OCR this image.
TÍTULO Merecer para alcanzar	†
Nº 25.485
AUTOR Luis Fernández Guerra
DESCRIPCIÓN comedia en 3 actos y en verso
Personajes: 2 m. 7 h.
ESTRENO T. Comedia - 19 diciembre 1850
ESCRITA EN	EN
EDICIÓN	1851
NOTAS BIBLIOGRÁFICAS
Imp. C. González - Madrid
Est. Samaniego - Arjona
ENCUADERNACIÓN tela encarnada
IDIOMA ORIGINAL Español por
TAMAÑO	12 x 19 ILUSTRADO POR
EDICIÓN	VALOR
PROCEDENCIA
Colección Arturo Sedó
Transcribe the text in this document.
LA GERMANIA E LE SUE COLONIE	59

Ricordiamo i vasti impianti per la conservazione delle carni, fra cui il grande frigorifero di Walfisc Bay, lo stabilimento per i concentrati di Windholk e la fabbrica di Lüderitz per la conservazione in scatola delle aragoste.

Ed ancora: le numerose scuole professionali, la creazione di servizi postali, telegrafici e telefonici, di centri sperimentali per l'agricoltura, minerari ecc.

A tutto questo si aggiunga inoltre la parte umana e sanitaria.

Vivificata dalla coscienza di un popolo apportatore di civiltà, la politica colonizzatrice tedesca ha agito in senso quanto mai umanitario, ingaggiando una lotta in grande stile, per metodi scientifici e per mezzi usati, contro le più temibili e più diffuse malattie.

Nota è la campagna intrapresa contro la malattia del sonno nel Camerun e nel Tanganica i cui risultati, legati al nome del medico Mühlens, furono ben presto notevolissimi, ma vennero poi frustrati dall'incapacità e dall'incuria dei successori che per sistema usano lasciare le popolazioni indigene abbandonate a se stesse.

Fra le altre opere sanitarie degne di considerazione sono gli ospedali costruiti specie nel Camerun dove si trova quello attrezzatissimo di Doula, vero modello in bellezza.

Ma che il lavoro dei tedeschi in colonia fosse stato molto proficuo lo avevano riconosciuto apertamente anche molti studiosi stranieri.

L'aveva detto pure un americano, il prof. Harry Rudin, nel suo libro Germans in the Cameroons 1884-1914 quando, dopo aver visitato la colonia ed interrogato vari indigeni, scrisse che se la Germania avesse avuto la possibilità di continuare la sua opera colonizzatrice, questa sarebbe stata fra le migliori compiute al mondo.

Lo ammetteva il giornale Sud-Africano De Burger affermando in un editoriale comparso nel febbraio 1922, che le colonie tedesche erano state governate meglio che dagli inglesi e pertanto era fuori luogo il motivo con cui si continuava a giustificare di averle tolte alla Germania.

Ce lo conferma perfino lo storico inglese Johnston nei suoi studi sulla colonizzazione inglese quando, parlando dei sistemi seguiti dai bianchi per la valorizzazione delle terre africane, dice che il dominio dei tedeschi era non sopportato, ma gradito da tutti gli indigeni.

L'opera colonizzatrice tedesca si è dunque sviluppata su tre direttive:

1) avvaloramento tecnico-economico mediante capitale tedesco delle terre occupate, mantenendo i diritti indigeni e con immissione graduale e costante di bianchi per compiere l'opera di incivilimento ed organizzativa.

----------------------------------------

- [WHAT YOU HAVE TO DO]:
Where a line holds "tedeschi", copy that line.

- [EXERCISE OUTPUT]:
Ma che il lavoro dei tedeschi in colonia fosse stato molto proficuo lo avevano riconosciuto apertamente anche molti studiosi stranieri.
Ce lo conferma perfino lo storico inglese Johnston nei suoi studi sulla colonizzazione inglese quando, parlando dei sistemi seguiti dai bianchi per la valorizzazione delle terre africane, dice che il dominio dei tedeschi era non sopportato, ma gradito da tutti gli indigeni.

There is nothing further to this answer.